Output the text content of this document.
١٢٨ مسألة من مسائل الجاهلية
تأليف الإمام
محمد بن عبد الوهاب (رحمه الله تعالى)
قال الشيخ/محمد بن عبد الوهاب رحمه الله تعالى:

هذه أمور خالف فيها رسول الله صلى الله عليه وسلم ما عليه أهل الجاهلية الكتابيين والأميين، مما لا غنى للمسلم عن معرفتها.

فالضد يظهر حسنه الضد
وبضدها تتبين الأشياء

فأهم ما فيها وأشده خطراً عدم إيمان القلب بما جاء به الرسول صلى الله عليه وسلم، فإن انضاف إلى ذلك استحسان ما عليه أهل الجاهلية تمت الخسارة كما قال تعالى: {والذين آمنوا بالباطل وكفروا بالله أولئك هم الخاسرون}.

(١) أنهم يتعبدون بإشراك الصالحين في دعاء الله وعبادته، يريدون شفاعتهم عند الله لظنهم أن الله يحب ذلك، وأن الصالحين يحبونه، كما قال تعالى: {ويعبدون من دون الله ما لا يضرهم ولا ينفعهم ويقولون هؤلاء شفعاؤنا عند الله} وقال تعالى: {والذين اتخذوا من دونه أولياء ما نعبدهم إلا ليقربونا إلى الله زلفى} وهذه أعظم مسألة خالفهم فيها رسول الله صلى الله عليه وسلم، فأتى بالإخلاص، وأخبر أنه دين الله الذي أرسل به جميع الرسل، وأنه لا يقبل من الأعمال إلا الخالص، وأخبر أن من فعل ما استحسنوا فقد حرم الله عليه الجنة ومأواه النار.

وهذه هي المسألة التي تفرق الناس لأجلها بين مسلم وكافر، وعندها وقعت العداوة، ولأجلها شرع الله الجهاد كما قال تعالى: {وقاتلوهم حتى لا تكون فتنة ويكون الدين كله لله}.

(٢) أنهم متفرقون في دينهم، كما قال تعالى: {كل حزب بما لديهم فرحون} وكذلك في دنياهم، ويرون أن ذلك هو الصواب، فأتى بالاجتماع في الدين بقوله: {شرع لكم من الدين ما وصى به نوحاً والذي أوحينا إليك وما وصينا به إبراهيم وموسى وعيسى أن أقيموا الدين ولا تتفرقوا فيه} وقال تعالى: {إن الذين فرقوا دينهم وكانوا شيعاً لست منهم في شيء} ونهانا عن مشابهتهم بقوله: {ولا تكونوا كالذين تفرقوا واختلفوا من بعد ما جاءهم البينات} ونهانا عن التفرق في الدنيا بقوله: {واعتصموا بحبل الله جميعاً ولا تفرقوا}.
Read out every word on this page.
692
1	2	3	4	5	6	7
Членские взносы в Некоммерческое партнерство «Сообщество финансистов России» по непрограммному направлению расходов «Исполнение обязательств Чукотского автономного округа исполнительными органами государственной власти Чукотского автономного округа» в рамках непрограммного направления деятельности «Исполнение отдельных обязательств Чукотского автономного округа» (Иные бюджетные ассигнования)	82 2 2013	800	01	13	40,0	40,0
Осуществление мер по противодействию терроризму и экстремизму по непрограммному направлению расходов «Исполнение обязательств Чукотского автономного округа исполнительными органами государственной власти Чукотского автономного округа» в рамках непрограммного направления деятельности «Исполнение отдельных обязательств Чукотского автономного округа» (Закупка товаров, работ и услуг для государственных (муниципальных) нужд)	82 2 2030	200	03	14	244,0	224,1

**Work required**.
Extract every record and return it verbatim.

**The output**.
Output the text content of this document.
١٢٨ مسألة من مسائل الجاهلية
تأليف الإمام
محمد بن عبد الوهاب (رحمه الله تعالى)
قال الشيخ/محمد بن عبد الوهاب رحمه الله تعالى:

هذه أمور خالف فيها رسول الله صلى الله عليه وسلم ما عليه أهل الجاهلية الكتابيين والأميين، مما لا غنى للمسلم عن معرفتها.

فالضد يظهر حسنه الضد
وبضدها تتبين الأشياء

فأهم ما فيها وأشده خطراً عدم إيمان القلب بما جاء به الرسول صلى الله عليه وسلم، فإن انضاف إلى ذلك استحسان ما عليه أهل الجاهلية تمت الخسارة كما قال تعالى: {والذين آمنوا بالباطل وكفروا بالله أولئك هم الخاسرون}.

(١) أنهم يتعبدون بإشراك الصالحين في دعاء الله وعبادته، يريدون شفاعتهم عند الله لظنهم أن الله يحب ذلك، وأن الصالحين يحبونه، كما قال تعالى: {ويعبدون من دون الله ما لا يضرهم ولا ينفعهم ويقولون هؤلاء شفعاؤنا عند الله} وقال تعالى: {والذين اتخذوا من دونه أولياء ما نعبدهم إلا ليقربونا إلى الله زلفى} وهذه أعظم مسألة خالفهم فيها رسول الله صلى الله عليه وسلم، فأتى بالإخلاص، وأخبر أنه دين الله الذي أرسل به جميع الرسل، وأنه لا يقبل من الأعمال إلا الخالص، وأخبر أن من فعل ما استحسنوا فقد حرم الله عليه الجنة ومأواه النار.

وهذه هي المسألة التي تفرق الناس لأجلها بين مسلم وكافر، وعندها وقعت العداوة، ولأجلها شرع الله الجهاد كما قال تعالى: {وقاتلوهم حتى لا تكون فتنة ويكون الدين كله لله}.

(٢) أنهم متفرقون في دينهم، كما قال تعالى: {كل حزب بما لديهم فرحون} وكذلك في دنياهم، ويرون أن ذلك هو الصواب، فأتى بالاجتماع في الدين بقوله: {شرع لكم من الدين ما وصى به نوحاً والذي أوحينا إليك وما وصينا به إبراهيم وموسى وعيسى أن أقيموا الدين ولا تتفرقوا فيه} وقال تعالى: {إن الذين فرقوا دينهم وكانوا شيعاً لست منهم في شيء} ونهانا عن مشابهتهم بقوله: {ولا تكونوا كالذين تفرقوا واختلفوا من بعد ما جاءهم البينات} ونهانا عن التفرق في الدنيا بقوله: {واعتصموا بحبل الله جميعاً ولا تفرقوا}.
Read out every word on this page.
692
1	2	3	4	5	6	7
Членские взносы в Некоммерческое партнерство «Сообщество финансистов России» по непрограммному направлению расходов «Исполнение обязательств Чукотского автономного округа исполнительными органами государственной власти Чукотского автономного округа» в рамках непрограммного направления деятельности «Исполнение отдельных обязательств Чукотского автономного округа» (Иные бюджетные ассигнования)	82 2 2013	800	01	13	40,0	40,0
Осуществление мер по противодействию терроризму и экстремизму по непрограммному направлению расходов «Исполнение обязательств Чукотского автономного округа исполнительными органами государственной власти Чукотского автономного округа» в рамках непрограммного направления деятельности «Исполнение отдельных обязательств Чукотского автономного округа» (Закупка товаров, работ и услуг для государственных (муниципальных) нужд)	82 2 2030	200	03	14	244,0	224,1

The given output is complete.